--- begin Information supplied ---

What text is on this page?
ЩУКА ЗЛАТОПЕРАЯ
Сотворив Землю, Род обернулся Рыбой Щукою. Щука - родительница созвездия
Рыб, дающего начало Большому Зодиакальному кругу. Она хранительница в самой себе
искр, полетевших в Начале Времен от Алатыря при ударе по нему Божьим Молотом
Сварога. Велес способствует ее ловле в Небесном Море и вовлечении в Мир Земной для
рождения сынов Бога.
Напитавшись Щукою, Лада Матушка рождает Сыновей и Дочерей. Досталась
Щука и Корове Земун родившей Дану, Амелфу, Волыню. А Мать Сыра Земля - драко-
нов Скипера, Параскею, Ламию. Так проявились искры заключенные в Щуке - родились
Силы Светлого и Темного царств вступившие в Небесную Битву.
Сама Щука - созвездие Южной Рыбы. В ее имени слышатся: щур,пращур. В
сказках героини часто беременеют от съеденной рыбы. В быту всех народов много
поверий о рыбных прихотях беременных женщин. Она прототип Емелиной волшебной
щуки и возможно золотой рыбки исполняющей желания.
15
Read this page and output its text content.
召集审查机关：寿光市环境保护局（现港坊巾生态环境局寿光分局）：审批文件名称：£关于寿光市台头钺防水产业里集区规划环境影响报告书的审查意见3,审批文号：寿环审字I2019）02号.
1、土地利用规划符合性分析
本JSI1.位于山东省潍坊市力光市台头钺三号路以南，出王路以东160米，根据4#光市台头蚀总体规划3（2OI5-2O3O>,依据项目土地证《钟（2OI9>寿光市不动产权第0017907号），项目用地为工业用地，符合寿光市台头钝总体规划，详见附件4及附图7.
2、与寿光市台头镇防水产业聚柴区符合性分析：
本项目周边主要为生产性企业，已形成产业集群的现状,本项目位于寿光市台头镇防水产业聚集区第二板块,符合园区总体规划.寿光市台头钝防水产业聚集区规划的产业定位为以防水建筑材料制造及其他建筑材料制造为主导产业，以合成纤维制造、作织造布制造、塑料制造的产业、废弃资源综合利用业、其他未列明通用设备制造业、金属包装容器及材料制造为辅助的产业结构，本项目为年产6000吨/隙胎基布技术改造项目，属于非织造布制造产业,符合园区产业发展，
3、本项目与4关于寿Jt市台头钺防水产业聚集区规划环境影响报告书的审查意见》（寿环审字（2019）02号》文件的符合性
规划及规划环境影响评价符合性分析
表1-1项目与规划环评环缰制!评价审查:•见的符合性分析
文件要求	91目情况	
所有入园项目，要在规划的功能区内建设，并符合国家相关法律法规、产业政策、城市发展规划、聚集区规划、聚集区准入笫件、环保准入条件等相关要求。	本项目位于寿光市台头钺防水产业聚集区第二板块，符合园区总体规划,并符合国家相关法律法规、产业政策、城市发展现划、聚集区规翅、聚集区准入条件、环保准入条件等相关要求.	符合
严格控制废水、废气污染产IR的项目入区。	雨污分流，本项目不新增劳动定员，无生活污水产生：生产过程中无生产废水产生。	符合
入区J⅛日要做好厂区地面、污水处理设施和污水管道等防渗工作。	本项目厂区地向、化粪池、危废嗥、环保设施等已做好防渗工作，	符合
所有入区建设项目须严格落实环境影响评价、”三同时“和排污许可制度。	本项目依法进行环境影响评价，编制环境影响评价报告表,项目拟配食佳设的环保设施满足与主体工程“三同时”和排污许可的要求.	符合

--- end Information supplied ---

The records above should be duplicated in full, exactly as given.

What text is on this page?
ЩУКА ЗЛАТОПЕРАЯ
Сотворив Землю, Род обернулся Рыбой Щукою. Щука - родительница созвездия
Рыб, дающего начало Большому Зодиакальному кругу. Она хранительница в самой себе
искр, полетевших в Начале Времен от Алатыря при ударе по нему Божьим Молотом
Сварога. Велес способствует ее ловле в Небесном Море и вовлечении в Мир Земной для
рождения сынов Бога.
Напитавшись Щукою, Лада Матушка рождает Сыновей и Дочерей. Досталась
Щука и Корове Земун родившей Дану, Амелфу, Волыню. А Мать Сыра Земля - драко-
нов Скипера, Параскею, Ламию. Так проявились искры заключенные в Щуке - родились
Силы Светлого и Темного царств вступившие в Небесную Битву.
Сама Щука - созвездие Южной Рыбы. В ее имени слышатся: щур,пращур. В
сказках героини часто беременеют от съеденной рыбы. В быту всех народов много
поверий о рыбных прихотях беременных женщин. Она прототип Емелиной волшебной
щуки и возможно золотой рыбки исполняющей желания.
15
Read this page and output its text content.
召集审查机关：寿光市环境保护局（现港坊巾生态环境局寿光分局）：审批文件名称：£关于寿光市台头钺防水产业里集区规划环境影响报告书的审查意见3,审批文号：寿环审字I2019）02号.
1、土地利用规划符合性分析
本JSI1.位于山东省潍坊市力光市台头钺三号路以南，出王路以东160米，根据4#光市台头蚀总体规划3（2OI5-2O3O>,依据项目土地证《钟（2OI9>寿光市不动产权第0017907号），项目用地为工业用地，符合寿光市台头钝总体规划，详见附件4及附图7.
2、与寿光市台头镇防水产业聚柴区符合性分析：
本项目周边主要为生产性企业，已形成产业集群的现状,本项目位于寿光市台头镇防水产业聚集区第二板块,符合园区总体规划.寿光市台头钝防水产业聚集区规划的产业定位为以防水建筑材料制造及其他建筑材料制造为主导产业，以合成纤维制造、作织造布制造、塑料制造的产业、废弃资源综合利用业、其他未列明通用设备制造业、金属包装容器及材料制造为辅助的产业结构，本项目为年产6000吨/隙胎基布技术改造项目，属于非织造布制造产业,符合园区产业发展，
3、本项目与4关于寿Jt市台头钺防水产业聚集区规划环境影响报告书的审查意见》（寿环审字（2019）02号》文件的符合性
规划及规划环境影响评价符合性分析
表1-1项目与规划环评环缰制!评价审查:•见的符合性分析
文件要求	91目情况	
所有入园项目，要在规划的功能区内建设，并符合国家相关法律法规、产业政策、城市发展规划、聚集区规划、聚集区准入笫件、环保准入条件等相关要求。	本项目位于寿光市台头钺防水产业聚集区第二板块，符合园区总体规划,并符合国家相关法律法规、产业政策、城市发展现划、聚集区规翅、聚集区准入条件、环保准入条件等相关要求.	符合
严格控制废水、废气污染产IR的项目入区。	雨污分流，本项目不新增劳动定员，无生活污水产生：生产过程中无生产废水产生。	符合
入区J⅛日要做好厂区地面、污水处理设施和污水管道等防渗工作。	本项目厂区地向、化粪池、危废嗥、环保设施等已做好防渗工作，	符合
所有入区建设项目须严格落实环境影响评价、”三同时“和排污许可制度。	本项目依法进行环境影响评价，编制环境影响评价报告表,项目拟配食佳设的环保设施满足与主体工程“三同时”和排污许可的要求.	符合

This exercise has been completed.